═════ Stored rows

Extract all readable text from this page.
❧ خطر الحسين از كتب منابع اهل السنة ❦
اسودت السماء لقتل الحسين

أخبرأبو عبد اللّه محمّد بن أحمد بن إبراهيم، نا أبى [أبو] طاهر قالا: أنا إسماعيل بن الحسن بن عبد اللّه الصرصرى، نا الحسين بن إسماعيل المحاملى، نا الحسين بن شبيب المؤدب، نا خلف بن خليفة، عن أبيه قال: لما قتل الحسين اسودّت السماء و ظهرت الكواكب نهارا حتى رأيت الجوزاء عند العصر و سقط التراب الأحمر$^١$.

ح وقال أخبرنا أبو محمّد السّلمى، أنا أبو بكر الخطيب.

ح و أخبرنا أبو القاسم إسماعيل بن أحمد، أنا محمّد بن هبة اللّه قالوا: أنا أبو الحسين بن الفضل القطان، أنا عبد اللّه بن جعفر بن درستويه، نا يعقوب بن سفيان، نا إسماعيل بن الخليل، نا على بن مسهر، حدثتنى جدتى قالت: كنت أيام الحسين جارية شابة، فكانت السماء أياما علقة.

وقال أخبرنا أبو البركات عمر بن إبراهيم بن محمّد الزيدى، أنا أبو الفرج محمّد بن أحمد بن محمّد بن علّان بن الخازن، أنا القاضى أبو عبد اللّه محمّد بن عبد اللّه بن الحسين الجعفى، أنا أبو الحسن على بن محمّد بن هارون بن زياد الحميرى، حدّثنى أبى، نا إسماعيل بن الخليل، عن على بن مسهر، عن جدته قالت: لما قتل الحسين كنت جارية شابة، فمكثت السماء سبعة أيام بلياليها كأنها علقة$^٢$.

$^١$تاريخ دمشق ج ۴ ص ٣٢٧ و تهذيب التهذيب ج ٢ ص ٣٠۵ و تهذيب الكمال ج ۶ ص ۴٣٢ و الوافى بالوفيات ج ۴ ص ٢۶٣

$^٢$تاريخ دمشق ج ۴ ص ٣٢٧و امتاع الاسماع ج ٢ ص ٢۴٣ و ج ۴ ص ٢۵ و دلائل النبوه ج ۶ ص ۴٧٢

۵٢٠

══════════

Take the entries and copy them out exactly.

## Task output
Extract all readable text from this page.
❧ خطر الحسين از كتب منابع اهل السنة ❦
اسودت السماء لقتل الحسين

أخبرأبو عبد اللّه محمّد بن أحمد بن إبراهيم، نا أبى [أبو] طاهر قالا: أنا إسماعيل بن الحسن بن عبد اللّه الصرصرى، نا الحسين بن إسماعيل المحاملى، نا الحسين بن شبيب المؤدب، نا خلف بن خليفة، عن أبيه قال: لما قتل الحسين اسودّت السماء و ظهرت الكواكب نهارا حتى رأيت الجوزاء عند العصر و سقط التراب الأحمر$^١$.

ح وقال أخبرنا أبو محمّد السّلمى، أنا أبو بكر الخطيب.

ح و أخبرنا أبو القاسم إسماعيل بن أحمد، أنا محمّد بن هبة اللّه قالوا: أنا أبو الحسين بن الفضل القطان، أنا عبد اللّه بن جعفر بن درستويه، نا يعقوب بن سفيان، نا إسماعيل بن الخليل، نا على بن مسهر، حدثتنى جدتى قالت: كنت أيام الحسين جارية شابة، فكانت السماء أياما علقة.

وقال أخبرنا أبو البركات عمر بن إبراهيم بن محمّد الزيدى، أنا أبو الفرج محمّد بن أحمد بن محمّد بن علّان بن الخازن، أنا القاضى أبو عبد اللّه محمّد بن عبد اللّه بن الحسين الجعفى، أنا أبو الحسن على بن محمّد بن هارون بن زياد الحميرى، حدّثنى أبى، نا إسماعيل بن الخليل، عن على بن مسهر، عن جدته قالت: لما قتل الحسين كنت جارية شابة، فمكثت السماء سبعة أيام بلياليها كأنها علقة$^٢$.

$^١$تاريخ دمشق ج ۴ ص ٣٢٧ و تهذيب التهذيب ج ٢ ص ٣٠۵ و تهذيب الكمال ج ۶ ص ۴٣٢ و الوافى بالوفيات ج ۴ ص ٢۶٣

$^٢$تاريخ دمشق ج ۴ ص ٣٢٧و امتاع الاسماع ج ٢ ص ٢۴٣ و ج ۴ ص ٢۵ و دلائل النبوه ج ۶ ص ۴٧٢

۵٢٠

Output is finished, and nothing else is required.